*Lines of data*

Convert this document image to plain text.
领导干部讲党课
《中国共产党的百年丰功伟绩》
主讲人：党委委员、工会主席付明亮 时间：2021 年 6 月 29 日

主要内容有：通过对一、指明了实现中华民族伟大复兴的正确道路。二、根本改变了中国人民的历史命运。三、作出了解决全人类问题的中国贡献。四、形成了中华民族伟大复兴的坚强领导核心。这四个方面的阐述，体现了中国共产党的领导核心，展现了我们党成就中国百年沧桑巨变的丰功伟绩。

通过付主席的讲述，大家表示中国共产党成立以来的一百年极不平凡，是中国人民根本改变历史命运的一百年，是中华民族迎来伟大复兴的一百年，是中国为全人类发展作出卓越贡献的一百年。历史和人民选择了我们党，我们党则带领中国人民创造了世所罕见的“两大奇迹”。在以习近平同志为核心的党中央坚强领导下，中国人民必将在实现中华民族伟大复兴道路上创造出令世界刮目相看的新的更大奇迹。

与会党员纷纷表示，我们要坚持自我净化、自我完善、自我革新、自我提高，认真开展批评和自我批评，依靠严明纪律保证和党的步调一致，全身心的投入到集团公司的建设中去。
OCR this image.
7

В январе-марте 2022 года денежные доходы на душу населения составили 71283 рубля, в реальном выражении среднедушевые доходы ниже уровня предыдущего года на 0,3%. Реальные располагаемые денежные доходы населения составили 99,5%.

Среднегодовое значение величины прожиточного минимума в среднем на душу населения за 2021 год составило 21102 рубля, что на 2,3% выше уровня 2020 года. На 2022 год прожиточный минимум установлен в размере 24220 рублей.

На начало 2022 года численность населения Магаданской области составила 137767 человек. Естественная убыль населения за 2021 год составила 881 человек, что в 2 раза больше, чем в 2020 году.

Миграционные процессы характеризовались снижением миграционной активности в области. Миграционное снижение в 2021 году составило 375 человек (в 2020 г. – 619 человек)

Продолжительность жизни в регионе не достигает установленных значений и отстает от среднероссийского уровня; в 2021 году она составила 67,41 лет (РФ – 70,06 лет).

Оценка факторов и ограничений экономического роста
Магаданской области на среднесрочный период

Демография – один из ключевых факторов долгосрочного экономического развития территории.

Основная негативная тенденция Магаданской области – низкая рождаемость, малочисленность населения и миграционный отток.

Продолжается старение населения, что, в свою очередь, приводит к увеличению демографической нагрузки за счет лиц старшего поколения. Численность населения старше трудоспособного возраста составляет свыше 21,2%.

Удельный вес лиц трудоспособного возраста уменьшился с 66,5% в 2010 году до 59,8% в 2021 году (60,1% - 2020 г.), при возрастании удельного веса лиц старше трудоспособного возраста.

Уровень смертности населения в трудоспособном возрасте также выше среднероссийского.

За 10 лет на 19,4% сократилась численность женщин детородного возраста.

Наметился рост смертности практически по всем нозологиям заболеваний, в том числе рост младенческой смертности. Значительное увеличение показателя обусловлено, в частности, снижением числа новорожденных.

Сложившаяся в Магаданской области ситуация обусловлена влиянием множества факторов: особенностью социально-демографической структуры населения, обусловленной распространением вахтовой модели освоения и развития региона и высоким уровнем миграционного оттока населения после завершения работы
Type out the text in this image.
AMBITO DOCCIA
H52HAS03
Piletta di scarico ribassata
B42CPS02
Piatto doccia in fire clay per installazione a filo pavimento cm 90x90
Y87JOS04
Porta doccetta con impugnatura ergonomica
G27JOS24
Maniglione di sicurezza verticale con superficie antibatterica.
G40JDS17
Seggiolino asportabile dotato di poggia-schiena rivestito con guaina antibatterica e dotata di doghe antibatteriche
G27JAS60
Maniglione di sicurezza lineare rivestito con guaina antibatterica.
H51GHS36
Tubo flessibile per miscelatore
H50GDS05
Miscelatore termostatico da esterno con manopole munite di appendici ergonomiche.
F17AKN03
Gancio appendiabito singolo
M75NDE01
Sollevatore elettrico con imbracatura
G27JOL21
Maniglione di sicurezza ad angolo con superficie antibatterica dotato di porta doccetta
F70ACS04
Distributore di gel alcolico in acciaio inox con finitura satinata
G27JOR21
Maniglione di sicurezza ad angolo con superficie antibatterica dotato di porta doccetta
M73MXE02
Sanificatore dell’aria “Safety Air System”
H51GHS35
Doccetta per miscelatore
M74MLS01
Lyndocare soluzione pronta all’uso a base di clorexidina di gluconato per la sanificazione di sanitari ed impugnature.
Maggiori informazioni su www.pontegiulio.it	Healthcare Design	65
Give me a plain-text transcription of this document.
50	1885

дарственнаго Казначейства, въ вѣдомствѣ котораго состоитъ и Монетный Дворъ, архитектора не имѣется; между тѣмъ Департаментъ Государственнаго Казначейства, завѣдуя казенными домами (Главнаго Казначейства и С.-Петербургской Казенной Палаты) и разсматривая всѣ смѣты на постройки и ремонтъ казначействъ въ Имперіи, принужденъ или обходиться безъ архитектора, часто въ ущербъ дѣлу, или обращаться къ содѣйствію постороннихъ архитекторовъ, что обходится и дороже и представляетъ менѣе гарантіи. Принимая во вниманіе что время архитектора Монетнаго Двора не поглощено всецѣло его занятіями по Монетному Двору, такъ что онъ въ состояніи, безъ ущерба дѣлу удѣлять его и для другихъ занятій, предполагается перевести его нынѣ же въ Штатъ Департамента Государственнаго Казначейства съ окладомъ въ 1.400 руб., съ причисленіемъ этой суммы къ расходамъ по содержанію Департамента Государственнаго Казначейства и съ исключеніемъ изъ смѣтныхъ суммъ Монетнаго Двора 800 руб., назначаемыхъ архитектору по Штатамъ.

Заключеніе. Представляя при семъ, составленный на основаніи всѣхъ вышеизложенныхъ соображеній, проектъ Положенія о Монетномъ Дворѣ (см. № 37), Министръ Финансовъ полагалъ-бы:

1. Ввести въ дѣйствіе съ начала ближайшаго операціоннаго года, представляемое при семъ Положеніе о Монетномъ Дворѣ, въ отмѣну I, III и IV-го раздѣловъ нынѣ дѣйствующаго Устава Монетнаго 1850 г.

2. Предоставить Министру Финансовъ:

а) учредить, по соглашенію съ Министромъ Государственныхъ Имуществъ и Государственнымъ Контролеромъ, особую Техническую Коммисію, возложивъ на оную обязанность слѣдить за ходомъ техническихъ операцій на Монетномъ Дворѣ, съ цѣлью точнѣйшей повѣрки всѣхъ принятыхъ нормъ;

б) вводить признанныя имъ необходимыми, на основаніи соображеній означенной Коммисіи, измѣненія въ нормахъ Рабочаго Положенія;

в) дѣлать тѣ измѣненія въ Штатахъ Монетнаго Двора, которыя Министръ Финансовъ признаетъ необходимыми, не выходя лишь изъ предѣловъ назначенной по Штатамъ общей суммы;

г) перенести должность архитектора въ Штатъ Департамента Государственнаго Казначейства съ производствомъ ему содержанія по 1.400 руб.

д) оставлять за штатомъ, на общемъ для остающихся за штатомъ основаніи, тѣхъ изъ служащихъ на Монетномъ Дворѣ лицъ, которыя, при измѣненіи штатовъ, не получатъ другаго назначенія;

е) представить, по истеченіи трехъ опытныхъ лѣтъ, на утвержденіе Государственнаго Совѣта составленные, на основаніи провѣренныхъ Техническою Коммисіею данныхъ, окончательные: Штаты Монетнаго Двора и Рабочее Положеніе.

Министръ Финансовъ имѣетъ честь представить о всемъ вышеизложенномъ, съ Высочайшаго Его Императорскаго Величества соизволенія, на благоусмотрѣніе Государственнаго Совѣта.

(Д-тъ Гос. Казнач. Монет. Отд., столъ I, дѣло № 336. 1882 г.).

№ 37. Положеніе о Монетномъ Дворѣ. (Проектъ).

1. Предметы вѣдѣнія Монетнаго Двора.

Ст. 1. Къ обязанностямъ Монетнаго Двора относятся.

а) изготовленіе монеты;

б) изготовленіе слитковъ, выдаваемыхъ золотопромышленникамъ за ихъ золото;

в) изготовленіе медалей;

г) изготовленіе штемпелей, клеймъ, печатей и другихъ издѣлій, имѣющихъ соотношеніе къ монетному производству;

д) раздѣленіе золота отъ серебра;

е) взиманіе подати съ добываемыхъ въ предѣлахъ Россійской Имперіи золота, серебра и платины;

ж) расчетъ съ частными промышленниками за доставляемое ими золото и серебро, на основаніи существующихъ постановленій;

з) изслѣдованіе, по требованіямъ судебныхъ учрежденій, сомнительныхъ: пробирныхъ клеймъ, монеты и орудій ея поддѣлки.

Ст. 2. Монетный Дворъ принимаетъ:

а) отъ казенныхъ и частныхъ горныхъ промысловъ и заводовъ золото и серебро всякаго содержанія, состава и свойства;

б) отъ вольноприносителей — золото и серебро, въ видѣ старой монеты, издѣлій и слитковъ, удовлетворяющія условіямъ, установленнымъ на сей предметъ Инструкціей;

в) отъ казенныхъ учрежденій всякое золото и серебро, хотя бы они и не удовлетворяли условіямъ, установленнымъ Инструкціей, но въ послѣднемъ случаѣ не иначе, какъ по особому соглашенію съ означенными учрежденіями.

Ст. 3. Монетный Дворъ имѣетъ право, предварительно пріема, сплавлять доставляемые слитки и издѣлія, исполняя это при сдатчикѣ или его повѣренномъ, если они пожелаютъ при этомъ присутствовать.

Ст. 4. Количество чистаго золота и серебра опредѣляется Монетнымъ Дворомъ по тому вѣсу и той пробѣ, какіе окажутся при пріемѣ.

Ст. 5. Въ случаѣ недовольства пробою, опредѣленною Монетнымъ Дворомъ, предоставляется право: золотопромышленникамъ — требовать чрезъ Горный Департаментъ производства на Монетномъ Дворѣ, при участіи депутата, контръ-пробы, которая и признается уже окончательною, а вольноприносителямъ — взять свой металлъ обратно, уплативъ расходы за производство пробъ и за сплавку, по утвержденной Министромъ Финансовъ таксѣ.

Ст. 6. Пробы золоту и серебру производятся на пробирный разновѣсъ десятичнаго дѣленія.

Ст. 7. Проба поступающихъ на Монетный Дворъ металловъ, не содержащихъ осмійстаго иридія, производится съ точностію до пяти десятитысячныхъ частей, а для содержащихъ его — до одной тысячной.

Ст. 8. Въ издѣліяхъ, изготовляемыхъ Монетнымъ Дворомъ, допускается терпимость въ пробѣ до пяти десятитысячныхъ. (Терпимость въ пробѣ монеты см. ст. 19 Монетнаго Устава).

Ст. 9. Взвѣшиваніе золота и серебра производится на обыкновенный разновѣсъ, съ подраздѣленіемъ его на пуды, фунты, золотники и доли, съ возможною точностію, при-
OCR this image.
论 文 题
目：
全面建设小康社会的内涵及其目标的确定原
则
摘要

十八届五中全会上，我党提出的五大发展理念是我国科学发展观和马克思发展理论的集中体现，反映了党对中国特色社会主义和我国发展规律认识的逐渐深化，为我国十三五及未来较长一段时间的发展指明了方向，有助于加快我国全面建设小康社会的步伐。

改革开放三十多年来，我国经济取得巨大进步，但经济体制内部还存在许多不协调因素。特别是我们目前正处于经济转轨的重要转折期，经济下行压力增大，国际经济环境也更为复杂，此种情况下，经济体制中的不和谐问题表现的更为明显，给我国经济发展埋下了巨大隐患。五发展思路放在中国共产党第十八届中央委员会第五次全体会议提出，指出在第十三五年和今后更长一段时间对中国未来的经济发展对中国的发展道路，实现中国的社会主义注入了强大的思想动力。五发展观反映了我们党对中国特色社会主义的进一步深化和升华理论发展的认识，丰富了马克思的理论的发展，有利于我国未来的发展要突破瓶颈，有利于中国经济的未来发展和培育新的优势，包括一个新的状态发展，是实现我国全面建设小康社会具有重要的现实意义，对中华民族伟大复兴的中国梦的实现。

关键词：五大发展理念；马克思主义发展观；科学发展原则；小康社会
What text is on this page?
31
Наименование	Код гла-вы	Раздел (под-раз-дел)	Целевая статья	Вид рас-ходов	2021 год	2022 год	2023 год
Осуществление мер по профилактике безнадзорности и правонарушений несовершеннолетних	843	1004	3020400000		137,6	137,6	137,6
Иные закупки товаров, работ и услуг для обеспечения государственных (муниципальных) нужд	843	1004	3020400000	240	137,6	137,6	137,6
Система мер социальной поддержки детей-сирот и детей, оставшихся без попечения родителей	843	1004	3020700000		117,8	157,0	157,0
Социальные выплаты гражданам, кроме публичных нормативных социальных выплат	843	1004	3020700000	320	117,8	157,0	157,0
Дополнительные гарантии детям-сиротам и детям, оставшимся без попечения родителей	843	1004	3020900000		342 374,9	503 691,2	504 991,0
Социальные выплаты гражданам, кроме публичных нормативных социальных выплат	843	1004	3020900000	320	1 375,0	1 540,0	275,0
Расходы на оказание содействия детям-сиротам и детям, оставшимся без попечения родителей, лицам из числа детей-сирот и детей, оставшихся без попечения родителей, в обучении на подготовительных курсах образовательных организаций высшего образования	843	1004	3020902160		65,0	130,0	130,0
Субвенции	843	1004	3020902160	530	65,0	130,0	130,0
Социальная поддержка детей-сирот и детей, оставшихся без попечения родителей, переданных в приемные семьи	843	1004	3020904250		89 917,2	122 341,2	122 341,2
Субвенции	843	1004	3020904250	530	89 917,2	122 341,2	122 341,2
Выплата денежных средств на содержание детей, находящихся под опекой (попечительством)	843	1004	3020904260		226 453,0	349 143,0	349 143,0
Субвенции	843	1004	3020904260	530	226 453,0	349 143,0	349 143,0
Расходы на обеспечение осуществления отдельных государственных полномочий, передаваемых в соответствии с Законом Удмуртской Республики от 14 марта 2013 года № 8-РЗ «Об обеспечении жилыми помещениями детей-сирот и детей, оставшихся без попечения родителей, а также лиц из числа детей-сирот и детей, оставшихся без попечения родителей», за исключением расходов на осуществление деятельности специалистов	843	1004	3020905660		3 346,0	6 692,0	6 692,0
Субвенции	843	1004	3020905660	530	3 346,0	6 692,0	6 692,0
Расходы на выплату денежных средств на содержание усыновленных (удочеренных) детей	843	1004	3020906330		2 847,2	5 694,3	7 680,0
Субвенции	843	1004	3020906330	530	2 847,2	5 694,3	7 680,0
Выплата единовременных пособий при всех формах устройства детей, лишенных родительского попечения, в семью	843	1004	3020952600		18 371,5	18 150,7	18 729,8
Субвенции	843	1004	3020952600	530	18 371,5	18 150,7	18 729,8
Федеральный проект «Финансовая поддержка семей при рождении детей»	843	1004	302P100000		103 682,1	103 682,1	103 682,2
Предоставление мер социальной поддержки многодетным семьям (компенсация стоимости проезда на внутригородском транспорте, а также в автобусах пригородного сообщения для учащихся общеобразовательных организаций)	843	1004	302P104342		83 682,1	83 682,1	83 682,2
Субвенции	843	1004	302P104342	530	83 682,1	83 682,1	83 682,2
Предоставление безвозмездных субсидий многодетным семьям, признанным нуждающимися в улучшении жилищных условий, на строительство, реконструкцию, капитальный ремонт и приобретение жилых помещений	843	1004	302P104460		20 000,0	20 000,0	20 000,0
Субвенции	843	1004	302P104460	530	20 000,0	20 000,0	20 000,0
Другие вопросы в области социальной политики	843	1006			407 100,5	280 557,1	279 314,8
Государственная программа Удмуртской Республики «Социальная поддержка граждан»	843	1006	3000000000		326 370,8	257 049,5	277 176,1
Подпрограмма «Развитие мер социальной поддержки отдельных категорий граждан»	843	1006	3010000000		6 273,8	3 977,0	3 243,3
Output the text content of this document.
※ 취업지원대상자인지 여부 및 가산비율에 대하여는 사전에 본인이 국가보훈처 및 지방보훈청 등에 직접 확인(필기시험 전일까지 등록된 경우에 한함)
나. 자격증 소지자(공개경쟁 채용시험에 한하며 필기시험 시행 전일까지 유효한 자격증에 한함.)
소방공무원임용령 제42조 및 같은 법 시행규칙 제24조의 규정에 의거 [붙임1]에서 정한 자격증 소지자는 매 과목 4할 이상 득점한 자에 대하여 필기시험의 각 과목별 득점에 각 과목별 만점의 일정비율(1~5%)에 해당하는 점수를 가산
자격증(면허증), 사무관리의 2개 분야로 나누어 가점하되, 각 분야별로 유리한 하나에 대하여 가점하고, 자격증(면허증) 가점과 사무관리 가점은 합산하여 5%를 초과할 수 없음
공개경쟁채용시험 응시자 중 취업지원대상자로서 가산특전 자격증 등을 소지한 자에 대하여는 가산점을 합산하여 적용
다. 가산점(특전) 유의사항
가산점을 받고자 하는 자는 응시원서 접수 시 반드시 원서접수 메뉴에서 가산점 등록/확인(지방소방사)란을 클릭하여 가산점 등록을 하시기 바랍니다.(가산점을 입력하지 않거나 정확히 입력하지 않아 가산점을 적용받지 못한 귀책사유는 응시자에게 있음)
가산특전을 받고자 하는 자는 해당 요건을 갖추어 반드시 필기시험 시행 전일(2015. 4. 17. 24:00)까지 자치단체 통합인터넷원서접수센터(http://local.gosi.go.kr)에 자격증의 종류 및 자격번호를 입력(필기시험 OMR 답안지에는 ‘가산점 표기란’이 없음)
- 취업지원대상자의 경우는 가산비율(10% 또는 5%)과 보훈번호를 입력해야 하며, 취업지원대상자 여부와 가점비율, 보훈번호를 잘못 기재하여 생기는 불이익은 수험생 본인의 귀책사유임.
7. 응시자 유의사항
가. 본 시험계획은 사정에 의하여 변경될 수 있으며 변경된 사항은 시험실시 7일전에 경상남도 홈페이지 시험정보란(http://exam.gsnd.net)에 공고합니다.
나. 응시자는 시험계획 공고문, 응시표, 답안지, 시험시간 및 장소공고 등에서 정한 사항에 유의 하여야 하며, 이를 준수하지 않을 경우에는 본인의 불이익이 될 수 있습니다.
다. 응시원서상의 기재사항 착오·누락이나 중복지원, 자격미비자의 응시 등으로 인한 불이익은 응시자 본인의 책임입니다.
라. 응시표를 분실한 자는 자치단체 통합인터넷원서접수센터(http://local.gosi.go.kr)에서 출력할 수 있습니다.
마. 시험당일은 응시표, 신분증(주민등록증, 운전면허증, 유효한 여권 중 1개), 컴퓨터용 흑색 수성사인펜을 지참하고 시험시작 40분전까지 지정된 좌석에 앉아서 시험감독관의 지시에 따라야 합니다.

*Written exercise*
List all lines above in which the string "учрежденій" appears.

*Full solution*
з) изслѣдованіе, по требованіямъ судебныхъ учрежденій, сомнительныхъ: пробирныхъ клеймъ, монеты и орудій ея поддѣлки.
в) отъ казенныхъ учрежденій всякое золото и серебро, хотя бы они и не удовлетворяли условіямъ, установленнымъ Инструкціей, но въ послѣднемъ случаѣ не иначе, какъ по особому соглашенію съ означенными учрежденіями.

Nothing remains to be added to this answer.